Reply with one number only, the count of lines holding the string "Anatomy".

------ MATERIAL FOR THIS TASK ------

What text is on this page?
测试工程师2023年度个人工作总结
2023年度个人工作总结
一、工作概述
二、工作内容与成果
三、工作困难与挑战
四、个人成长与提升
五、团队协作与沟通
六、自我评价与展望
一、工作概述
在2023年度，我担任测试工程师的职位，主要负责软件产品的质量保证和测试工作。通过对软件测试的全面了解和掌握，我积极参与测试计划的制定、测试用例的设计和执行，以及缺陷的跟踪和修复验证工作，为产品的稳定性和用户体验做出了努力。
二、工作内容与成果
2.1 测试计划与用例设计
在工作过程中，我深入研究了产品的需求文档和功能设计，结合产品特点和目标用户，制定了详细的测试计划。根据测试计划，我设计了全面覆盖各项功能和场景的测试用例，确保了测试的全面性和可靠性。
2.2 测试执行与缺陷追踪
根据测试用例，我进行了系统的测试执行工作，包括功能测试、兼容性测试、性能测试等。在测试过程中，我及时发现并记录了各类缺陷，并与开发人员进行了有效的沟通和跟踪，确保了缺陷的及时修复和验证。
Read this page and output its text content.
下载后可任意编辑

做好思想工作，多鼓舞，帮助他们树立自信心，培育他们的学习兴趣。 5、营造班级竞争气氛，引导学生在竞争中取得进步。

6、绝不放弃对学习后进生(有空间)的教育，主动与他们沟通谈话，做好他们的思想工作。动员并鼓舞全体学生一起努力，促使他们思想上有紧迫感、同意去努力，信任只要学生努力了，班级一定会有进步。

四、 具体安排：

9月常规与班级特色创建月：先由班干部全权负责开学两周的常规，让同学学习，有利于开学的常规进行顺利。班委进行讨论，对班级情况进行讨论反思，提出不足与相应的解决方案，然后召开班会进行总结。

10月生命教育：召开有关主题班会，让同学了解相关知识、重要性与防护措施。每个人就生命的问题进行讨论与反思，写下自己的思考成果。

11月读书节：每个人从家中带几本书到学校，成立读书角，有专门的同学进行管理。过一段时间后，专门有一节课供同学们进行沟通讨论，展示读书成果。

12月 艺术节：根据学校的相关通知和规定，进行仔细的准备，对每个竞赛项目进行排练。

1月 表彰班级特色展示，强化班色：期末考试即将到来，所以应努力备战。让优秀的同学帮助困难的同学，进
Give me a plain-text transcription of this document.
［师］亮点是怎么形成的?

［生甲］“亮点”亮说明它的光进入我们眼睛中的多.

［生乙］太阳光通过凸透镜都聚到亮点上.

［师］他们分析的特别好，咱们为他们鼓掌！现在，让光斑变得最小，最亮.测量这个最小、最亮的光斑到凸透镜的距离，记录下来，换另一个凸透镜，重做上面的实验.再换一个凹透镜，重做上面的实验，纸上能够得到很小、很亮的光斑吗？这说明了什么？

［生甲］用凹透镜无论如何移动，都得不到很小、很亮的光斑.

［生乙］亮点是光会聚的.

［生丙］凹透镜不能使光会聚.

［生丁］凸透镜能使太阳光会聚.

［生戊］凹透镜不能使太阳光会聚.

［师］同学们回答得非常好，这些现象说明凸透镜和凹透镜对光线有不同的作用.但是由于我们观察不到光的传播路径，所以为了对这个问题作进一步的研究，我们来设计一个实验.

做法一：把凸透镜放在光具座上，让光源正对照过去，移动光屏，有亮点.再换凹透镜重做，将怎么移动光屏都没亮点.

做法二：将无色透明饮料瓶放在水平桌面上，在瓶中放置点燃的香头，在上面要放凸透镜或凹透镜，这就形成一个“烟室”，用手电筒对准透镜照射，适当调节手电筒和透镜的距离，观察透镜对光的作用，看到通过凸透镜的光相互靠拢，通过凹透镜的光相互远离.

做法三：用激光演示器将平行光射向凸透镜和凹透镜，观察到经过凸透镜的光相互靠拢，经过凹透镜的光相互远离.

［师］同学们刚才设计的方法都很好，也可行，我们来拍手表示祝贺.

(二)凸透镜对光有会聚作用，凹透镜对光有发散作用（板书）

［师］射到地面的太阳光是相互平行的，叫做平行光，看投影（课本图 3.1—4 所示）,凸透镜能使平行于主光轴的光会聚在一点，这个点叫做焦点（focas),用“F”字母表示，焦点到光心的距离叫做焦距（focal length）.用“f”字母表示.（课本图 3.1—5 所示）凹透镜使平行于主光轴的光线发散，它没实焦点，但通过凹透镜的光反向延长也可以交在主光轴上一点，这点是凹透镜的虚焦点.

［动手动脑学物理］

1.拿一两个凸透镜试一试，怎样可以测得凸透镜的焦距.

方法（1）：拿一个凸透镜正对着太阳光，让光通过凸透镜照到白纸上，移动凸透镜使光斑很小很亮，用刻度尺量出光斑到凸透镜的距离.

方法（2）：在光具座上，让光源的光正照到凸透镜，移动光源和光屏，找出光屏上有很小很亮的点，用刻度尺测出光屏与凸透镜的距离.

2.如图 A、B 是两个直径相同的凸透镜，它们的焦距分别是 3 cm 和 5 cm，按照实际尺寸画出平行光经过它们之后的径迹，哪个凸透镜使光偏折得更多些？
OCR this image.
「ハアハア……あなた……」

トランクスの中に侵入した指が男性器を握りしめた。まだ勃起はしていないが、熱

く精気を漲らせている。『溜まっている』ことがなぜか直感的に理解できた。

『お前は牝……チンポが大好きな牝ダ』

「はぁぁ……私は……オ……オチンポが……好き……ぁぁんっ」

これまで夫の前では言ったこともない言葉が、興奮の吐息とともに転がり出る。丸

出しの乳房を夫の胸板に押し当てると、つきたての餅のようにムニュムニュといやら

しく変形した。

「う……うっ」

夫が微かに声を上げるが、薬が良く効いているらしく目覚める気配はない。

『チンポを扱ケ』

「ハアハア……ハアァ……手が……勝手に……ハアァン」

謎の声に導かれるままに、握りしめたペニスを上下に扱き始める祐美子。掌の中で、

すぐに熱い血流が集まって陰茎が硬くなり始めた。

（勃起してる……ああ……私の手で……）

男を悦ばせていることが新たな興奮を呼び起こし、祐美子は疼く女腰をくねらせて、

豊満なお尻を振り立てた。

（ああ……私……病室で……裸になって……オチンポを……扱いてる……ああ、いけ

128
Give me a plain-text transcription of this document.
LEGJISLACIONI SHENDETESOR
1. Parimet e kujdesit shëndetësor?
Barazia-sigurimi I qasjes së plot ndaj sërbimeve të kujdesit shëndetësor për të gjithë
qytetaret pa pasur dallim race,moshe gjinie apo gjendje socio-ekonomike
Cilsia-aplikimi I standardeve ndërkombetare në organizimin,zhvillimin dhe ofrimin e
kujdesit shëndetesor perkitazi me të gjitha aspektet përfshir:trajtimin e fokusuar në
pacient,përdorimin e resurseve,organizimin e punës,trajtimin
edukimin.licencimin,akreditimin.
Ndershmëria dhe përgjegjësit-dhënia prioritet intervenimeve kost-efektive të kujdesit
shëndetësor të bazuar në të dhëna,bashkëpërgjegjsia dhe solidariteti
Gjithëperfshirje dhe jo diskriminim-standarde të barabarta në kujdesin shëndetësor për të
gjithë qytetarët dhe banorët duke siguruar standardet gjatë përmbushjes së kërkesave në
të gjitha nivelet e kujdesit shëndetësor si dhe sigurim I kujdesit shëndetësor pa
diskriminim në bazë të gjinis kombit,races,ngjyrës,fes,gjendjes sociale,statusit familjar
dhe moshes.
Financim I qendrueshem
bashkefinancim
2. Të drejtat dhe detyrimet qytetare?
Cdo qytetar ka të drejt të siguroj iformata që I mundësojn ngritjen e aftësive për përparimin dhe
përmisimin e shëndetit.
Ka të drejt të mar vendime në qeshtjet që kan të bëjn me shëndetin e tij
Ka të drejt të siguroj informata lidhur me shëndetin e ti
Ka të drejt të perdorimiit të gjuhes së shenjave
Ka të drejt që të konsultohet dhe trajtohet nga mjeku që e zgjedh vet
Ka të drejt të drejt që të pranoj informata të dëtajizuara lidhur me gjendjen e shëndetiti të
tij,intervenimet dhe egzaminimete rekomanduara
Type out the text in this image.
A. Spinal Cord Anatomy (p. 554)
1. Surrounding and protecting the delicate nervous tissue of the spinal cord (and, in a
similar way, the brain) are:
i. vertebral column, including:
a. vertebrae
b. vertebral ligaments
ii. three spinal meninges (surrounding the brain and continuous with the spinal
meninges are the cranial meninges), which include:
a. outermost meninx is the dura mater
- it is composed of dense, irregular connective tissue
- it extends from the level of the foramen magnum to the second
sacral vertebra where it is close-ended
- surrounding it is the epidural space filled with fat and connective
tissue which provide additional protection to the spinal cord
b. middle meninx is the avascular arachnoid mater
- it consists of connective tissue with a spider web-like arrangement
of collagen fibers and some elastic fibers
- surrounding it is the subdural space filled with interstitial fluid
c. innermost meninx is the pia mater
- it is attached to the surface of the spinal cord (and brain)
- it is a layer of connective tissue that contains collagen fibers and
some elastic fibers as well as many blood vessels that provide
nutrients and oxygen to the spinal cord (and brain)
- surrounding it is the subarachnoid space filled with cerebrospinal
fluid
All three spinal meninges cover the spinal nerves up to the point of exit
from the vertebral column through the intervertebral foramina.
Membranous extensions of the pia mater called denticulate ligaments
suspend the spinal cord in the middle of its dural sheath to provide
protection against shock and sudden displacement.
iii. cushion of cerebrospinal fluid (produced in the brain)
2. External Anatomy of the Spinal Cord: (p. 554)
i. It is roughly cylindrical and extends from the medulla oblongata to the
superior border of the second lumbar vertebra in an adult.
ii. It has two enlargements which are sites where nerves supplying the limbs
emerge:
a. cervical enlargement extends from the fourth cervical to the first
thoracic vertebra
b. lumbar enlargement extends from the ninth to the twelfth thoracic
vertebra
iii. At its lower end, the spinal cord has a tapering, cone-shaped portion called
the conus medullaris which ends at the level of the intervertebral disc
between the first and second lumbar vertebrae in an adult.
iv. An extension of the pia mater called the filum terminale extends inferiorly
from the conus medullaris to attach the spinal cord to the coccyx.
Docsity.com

------

THE REPLY. 2